- [Selected extract]
BEGIN
Tiziana Figliolia is joining Vancouver-based Hootsuite as its chief financial officer (CFO).
Figliolia’s career spans more than 20 years in technology. She comes to the social media management company from InterDigital Inc, where she worked as the vice president of finance.
In her role at InterDigital, a developer of mobile and video technologies, Figliolia oversaw financial planning and analysis, investor relations, and environmental, social and corporate governance.
“As I continue to build out my executive team I look for talented leaders who not only are experts in their disciplines, but who are growth oriented.”
Before InterDigital, Figliolia spent 10 years in Shanghai with two multinational software companies, PTC and Autodesk. She was senior vice president of global business operations at PTC.
Before that, she held various senior leadership roles at Autodesk where she orchestrated strategic and financial planning processes during periods of double-digit growth and global recessions, helping grow the company from $800 million to $2.5 billion revenue over a decade.
END
- [Action item]
Can you pick up the Hootsuite CFO article after its final sentence and keep it going? The material that comes next has nothing to do with the Hootsuite CFO article.

- [Given data]
BEGIN
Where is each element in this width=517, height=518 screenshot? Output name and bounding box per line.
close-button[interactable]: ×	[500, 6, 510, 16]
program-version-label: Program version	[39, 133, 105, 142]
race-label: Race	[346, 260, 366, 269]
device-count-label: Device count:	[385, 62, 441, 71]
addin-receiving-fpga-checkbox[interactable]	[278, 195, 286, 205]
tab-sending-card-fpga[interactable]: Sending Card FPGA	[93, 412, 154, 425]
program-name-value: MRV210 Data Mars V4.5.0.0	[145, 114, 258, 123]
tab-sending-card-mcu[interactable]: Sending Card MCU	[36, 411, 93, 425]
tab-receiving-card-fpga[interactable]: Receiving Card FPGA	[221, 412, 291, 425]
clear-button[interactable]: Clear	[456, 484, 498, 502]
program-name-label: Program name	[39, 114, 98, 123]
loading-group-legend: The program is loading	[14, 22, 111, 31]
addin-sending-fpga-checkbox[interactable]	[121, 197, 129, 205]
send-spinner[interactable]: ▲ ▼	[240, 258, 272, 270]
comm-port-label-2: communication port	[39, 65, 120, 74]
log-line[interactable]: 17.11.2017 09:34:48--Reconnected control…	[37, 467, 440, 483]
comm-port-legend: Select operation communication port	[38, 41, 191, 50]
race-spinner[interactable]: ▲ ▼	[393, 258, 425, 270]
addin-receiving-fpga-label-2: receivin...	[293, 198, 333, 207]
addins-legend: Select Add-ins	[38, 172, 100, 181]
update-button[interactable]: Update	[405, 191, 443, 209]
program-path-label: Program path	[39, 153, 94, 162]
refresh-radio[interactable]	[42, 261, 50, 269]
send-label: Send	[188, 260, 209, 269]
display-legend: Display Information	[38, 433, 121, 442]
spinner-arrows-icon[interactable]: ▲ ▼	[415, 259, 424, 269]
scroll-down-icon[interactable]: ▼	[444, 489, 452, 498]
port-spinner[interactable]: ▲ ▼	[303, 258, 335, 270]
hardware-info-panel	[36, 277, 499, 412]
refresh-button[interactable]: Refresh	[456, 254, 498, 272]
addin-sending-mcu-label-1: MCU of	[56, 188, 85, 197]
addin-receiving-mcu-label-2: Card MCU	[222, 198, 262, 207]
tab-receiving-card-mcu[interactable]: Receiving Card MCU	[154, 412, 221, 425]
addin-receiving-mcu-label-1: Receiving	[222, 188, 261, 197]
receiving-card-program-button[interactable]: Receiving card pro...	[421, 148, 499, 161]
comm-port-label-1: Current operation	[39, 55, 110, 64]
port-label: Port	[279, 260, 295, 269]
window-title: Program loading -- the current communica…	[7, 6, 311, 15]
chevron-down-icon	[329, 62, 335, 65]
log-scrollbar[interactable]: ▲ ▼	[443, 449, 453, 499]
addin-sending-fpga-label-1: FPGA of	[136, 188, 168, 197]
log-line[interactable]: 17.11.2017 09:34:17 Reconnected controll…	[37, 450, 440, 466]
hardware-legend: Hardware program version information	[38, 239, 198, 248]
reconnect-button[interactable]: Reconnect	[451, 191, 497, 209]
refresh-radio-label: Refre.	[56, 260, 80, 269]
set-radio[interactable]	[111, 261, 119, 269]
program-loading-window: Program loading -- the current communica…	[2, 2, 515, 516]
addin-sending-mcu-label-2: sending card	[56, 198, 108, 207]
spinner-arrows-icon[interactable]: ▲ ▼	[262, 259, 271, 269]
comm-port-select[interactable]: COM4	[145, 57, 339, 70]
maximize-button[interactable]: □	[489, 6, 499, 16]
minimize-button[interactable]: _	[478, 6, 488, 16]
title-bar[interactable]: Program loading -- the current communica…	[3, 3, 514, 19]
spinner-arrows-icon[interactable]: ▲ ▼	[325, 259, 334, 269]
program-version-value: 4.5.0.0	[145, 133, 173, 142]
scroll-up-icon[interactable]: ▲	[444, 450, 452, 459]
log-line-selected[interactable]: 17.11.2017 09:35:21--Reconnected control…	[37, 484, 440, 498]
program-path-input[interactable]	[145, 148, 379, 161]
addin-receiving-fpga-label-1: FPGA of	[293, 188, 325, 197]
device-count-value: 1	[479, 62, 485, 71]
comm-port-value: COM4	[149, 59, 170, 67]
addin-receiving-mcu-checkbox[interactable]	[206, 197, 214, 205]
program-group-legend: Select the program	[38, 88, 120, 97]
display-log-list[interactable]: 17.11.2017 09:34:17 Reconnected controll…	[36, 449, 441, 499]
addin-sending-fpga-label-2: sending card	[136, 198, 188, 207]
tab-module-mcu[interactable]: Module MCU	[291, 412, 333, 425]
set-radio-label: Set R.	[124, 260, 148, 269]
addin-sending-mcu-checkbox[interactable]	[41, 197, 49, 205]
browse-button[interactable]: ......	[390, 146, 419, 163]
END
- [Exercise result]
Figliolia also co-founded Full STEAM Forward, a non-profit organization whose mission is to tackle inequalities in education and instill a sustained passion in science education for girls of colour. She is the past president and board advisor of IPWS – International Professional Women’s Society.
Figliolia is just the latest Hootsuite hire as CEO Tom Keiser replaces executives at the firm. “As I continue to build out my executive team I look for talented leaders who not only are experts in their disciplines, but who are growth oriented and embody our guiding principles, and our desire to positively impact communities,” Keiser said.
Ryan Holmes, the original CEO of the unicorn, stepped down from that position in 2019, while continuing to act as the company’s chairman. While Holmes said at the time that he was departing the role to spend more time with his family, the move came five months after Hootsuite laid off roughly 10 percent of its employees, or 100 people.
Keiser joined Hootsuite in June 2020. Previously, Keiser helped drive Zendesk’s annual revenue to nearly $1 billion and grew its headcount to almost 4,000. Keiser also previously held leadership positions at Ernst & Young, The Gap Inc., and L Brands.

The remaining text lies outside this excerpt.